Exercise goal:
Repeat each line of the data below word for word.

(Layout region data)
______

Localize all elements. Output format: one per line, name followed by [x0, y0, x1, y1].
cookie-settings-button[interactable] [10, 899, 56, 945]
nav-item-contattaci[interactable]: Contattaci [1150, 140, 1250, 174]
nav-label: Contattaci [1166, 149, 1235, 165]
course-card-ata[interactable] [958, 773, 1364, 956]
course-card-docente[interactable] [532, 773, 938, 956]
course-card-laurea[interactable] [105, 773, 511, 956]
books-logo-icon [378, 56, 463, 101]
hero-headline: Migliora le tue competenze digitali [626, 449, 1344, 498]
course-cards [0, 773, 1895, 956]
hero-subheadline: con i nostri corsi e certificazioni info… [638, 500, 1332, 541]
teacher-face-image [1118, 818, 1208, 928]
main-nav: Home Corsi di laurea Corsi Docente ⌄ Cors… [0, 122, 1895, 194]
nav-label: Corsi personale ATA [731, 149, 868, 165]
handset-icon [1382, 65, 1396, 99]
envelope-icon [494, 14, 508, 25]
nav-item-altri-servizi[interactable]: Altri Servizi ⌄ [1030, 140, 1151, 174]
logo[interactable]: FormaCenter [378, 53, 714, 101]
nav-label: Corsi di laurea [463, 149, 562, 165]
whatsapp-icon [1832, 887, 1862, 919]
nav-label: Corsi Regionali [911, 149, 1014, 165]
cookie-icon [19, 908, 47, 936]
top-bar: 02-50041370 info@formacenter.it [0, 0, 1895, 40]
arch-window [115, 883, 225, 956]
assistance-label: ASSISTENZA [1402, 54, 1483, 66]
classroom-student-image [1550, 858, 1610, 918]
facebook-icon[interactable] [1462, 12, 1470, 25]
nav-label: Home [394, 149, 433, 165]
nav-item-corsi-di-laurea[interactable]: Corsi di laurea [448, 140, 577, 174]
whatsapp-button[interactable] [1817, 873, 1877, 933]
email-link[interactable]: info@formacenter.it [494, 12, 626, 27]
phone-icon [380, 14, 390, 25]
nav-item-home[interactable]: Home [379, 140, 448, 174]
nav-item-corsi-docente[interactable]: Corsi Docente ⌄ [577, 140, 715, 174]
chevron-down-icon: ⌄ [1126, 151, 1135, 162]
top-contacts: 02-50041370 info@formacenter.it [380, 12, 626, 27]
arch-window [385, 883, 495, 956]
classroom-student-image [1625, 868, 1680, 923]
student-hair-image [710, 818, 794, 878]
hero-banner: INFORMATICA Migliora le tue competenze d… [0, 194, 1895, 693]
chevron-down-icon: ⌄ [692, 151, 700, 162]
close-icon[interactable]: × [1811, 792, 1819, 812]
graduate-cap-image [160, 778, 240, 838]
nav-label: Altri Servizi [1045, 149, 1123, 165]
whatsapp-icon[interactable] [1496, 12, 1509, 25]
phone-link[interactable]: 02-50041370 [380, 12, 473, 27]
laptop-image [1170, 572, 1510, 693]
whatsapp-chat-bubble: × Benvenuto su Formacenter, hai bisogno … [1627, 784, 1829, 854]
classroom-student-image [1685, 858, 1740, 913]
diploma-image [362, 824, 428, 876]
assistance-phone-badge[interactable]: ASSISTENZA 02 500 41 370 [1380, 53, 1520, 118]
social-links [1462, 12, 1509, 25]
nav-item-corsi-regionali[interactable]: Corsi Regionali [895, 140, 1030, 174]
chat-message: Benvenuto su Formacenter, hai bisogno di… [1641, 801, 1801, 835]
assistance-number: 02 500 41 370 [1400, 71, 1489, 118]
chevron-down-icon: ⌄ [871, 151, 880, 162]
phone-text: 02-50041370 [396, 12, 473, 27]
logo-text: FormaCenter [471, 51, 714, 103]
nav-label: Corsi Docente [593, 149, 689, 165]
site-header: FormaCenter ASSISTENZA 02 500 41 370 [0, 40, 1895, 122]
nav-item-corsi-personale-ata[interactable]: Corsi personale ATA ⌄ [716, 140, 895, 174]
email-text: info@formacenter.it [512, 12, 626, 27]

______

The solution:
Localize all elements. Output format: one per line, name followed by [x0, y0, x1, y1].
cookie-settings-button[interactable] [10, 899, 56, 945]
nav-item-contattaci[interactable]: Contattaci [1150, 140, 1250, 174]
nav-label: Contattaci [1166, 149, 1235, 165]
course-card-ata[interactable] [958, 773, 1364, 956]
course-card-docente[interactable] [532, 773, 938, 956]
course-card-laurea[interactable] [105, 773, 511, 956]
books-logo-icon [378, 56, 463, 101]
hero-headline: Migliora le tue competenze digitali [626, 449, 1344, 498]
course-cards [0, 773, 1895, 956]
hero-subheadline: con i nostri corsi e certificazioni info… [638, 500, 1332, 541]
teacher-face-image [1118, 818, 1208, 928]
main-nav: Home Corsi di laurea Corsi Docente ⌄ Cors… [0, 122, 1895, 194]
nav-label: Corsi personale ATA [731, 149, 868, 165]
handset-icon [1382, 65, 1396, 99]
envelope-icon [494, 14, 508, 25]
nav-item-altri-servizi[interactable]: Altri Servizi ⌄ [1030, 140, 1151, 174]
logo[interactable]: FormaCenter [378, 53, 714, 101]
nav-label: Corsi di laurea [463, 149, 562, 165]
whatsapp-icon [1832, 887, 1862, 919]
nav-label: Corsi Regionali [911, 149, 1014, 165]
cookie-icon [19, 908, 47, 936]
top-bar: 02-50041370 info@formacenter.it [0, 0, 1895, 40]
arch-window [115, 883, 225, 956]
assistance-label: ASSISTENZA [1402, 54, 1483, 66]
classroom-student-image [1550, 858, 1610, 918]
facebook-icon[interactable] [1462, 12, 1470, 25]
nav-label: Home [394, 149, 433, 165]
nav-item-corsi-di-laurea[interactable]: Corsi di laurea [448, 140, 577, 174]
whatsapp-button[interactable] [1817, 873, 1877, 933]
email-link[interactable]: info@formacenter.it [494, 12, 626, 27]
phone-icon [380, 14, 390, 25]
nav-item-home[interactable]: Home [379, 140, 448, 174]
nav-item-corsi-docente[interactable]: Corsi Docente ⌄ [577, 140, 715, 174]
chevron-down-icon: ⌄ [1126, 151, 1135, 162]
top-contacts: 02-50041370 info@formacenter.it [380, 12, 626, 27]
arch-window [385, 883, 495, 956]
classroom-student-image [1625, 868, 1680, 923]
student-hair-image [710, 818, 794, 878]
hero-banner: INFORMATICA Migliora le tue competenze d… [0, 194, 1895, 693]
chevron-down-icon: ⌄ [692, 151, 700, 162]
close-icon[interactable]: × [1811, 792, 1819, 812]
graduate-cap-image [160, 778, 240, 838]
nav-label: Altri Servizi [1045, 149, 1123, 165]
whatsapp-icon[interactable] [1496, 12, 1509, 25]
phone-link[interactable]: 02-50041370 [380, 12, 473, 27]
laptop-image [1170, 572, 1510, 693]
whatsapp-chat-bubble: × Benvenuto su Formacenter, hai bisogno … [1627, 784, 1829, 854]
classroom-student-image [1685, 858, 1740, 913]
diploma-image [362, 824, 428, 876]
assistance-phone-badge[interactable]: ASSISTENZA 02 500 41 370 [1380, 53, 1520, 118]
social-links [1462, 12, 1509, 25]
nav-item-corsi-regionali[interactable]: Corsi Regionali [895, 140, 1030, 174]
chat-message: Benvenuto su Formacenter, hai bisogno di… [1641, 801, 1801, 835]
assistance-number: 02 500 41 370 [1400, 71, 1489, 118]
chevron-down-icon: ⌄ [871, 151, 880, 162]
phone-text: 02-50041370 [396, 12, 473, 27]
logo-text: FormaCenter [471, 51, 714, 103]
nav-label: Corsi Docente [593, 149, 689, 165]
site-header: FormaCenter ASSISTENZA 02 500 41 370 [0, 40, 1895, 122]
nav-item-corsi-personale-ata[interactable]: Corsi personale ATA ⌄ [716, 140, 895, 174]
email-text: info@formacenter.it [512, 12, 626, 27]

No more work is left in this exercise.